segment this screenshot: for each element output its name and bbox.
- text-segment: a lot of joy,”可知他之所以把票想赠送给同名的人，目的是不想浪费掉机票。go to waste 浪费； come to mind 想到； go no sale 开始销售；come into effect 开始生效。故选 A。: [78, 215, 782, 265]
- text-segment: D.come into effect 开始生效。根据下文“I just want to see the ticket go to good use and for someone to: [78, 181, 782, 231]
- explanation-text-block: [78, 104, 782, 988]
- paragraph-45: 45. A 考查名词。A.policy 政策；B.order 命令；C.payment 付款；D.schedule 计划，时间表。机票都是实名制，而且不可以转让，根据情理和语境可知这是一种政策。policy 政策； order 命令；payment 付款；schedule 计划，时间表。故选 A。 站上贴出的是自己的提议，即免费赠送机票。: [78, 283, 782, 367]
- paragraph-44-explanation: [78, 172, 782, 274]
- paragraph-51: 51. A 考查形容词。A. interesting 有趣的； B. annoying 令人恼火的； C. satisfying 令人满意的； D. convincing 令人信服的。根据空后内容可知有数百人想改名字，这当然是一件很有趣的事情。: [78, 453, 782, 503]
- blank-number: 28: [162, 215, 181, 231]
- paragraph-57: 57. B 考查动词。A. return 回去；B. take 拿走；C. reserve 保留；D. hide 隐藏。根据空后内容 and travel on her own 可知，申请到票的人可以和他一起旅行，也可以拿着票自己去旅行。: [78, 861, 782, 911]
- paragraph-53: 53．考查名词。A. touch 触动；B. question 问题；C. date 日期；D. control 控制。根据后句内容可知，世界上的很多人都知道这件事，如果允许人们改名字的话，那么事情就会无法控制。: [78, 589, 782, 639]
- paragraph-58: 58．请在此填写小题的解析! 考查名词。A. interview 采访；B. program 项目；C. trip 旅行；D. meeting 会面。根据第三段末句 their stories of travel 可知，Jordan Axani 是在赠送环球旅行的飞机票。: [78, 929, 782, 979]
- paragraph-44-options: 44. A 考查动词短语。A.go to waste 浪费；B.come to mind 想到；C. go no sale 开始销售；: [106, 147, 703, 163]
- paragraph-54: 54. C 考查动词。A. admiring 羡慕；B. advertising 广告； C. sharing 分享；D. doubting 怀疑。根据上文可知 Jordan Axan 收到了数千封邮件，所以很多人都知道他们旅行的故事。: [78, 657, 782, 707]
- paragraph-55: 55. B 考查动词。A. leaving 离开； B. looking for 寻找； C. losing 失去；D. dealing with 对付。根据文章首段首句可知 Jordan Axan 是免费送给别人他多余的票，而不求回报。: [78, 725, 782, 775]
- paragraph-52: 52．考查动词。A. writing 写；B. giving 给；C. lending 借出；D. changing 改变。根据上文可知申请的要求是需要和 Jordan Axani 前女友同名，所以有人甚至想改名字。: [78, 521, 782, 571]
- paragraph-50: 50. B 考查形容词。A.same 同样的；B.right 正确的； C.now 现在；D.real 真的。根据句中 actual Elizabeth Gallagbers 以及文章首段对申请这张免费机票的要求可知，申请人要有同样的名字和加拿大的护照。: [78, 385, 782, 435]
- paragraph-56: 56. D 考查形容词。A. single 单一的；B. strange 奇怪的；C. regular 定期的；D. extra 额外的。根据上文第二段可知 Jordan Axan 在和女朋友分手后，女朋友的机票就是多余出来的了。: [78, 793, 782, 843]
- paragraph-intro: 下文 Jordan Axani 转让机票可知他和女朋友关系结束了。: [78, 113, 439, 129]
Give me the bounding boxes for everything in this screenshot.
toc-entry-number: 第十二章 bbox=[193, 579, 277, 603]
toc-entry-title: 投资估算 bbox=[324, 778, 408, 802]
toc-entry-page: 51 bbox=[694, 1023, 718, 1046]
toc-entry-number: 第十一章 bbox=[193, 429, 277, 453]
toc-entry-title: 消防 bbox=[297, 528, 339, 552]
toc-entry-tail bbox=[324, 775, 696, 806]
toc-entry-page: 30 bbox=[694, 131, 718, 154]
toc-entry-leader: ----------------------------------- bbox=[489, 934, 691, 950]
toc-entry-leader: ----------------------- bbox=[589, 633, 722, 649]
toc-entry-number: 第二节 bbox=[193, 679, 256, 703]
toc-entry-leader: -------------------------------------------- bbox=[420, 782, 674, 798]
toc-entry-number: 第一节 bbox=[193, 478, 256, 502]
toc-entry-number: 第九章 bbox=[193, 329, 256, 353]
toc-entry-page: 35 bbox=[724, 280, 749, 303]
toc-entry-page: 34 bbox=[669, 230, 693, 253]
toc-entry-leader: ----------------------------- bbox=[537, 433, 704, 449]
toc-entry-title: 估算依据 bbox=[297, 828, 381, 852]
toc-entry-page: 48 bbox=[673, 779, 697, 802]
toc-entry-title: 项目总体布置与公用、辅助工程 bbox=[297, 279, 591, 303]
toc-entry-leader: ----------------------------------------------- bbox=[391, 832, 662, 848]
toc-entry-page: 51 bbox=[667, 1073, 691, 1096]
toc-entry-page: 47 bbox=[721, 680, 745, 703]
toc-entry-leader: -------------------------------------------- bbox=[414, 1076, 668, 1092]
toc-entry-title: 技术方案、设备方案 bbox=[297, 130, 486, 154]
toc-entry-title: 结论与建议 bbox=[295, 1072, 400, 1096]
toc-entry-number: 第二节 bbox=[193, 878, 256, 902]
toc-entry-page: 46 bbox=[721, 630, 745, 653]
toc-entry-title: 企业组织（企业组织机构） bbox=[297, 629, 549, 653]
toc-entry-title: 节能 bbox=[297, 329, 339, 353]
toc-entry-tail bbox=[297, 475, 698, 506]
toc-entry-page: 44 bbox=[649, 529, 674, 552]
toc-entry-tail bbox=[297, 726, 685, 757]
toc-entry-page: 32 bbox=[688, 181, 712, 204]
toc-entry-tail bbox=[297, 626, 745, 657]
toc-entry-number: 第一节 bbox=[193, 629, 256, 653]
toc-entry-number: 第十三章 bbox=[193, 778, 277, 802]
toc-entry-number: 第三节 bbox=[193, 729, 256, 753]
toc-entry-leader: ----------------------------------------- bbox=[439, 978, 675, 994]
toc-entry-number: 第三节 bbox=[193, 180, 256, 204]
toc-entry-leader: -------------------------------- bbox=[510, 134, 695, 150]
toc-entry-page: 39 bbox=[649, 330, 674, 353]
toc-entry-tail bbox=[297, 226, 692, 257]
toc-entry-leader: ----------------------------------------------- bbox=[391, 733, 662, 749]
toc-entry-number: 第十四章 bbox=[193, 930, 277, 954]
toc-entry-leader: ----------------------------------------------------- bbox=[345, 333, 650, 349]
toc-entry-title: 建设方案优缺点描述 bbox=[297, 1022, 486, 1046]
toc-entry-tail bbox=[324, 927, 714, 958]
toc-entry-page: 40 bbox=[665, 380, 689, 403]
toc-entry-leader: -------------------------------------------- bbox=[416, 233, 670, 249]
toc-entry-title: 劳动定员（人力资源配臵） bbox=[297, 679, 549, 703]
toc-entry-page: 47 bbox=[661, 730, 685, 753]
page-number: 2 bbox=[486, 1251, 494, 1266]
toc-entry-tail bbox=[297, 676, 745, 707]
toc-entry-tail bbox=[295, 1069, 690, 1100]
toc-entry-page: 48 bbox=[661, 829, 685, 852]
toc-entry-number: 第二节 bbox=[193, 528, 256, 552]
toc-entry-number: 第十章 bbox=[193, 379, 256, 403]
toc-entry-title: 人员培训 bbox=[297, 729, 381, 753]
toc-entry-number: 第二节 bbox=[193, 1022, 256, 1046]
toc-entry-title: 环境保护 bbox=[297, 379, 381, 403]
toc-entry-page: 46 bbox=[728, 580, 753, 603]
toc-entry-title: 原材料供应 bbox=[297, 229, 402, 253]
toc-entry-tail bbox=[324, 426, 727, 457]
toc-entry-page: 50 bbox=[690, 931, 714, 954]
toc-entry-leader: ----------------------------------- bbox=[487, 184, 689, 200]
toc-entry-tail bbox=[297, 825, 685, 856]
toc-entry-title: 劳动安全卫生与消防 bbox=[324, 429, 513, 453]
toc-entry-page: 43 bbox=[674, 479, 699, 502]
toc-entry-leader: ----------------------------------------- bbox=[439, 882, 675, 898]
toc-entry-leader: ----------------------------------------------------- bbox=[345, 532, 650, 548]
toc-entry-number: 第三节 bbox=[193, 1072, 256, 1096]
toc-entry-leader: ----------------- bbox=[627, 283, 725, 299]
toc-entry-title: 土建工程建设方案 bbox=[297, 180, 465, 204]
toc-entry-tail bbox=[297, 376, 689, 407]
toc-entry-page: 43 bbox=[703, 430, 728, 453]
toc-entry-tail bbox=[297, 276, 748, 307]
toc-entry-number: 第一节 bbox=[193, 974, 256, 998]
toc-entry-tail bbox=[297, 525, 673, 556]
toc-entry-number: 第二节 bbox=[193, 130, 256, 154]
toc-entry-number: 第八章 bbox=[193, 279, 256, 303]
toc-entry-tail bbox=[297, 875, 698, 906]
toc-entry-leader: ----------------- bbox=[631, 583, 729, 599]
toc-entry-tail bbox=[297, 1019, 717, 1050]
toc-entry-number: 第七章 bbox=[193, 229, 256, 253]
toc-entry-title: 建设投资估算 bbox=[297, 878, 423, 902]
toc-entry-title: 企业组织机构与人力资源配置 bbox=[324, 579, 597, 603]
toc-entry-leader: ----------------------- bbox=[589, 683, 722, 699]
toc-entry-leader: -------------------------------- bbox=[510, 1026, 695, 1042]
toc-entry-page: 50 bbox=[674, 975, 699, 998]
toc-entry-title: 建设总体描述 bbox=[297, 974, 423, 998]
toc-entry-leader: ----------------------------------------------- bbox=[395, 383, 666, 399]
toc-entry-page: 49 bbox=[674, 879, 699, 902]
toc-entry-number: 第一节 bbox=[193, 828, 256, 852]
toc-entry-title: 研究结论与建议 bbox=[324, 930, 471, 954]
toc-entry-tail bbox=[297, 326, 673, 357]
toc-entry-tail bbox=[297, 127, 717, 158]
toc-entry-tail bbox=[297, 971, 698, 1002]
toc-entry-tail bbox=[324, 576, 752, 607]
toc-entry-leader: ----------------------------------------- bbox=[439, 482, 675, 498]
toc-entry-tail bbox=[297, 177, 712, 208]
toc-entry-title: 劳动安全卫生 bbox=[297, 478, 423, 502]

:: Problem requirements ::
Convert the data above into a numbered list, starting at its first line and ending at the line containing "- explanation-text-block: [78, 104, 782, 988]", both included. Omit any blank lines.

:: Exercise response ::
1. segment this screenshot: for each element output its name and bbox.
2. - text-segment: a lot of joy,”可知他之所以把票想赠送给同名的人，目的是不想浪费掉机票。go to waste 浪费； come to mind 想到； go no sale 开始销售；come into effect 开始生效。故选 A。: [78, 215, 782, 265]
3. - text-segment: D.come into effect 开始生效。根据下文“I just want to see the ticket go to good use and for someone to: [78, 181, 782, 231]
4. - explanation-text-block: [78, 104, 782, 988]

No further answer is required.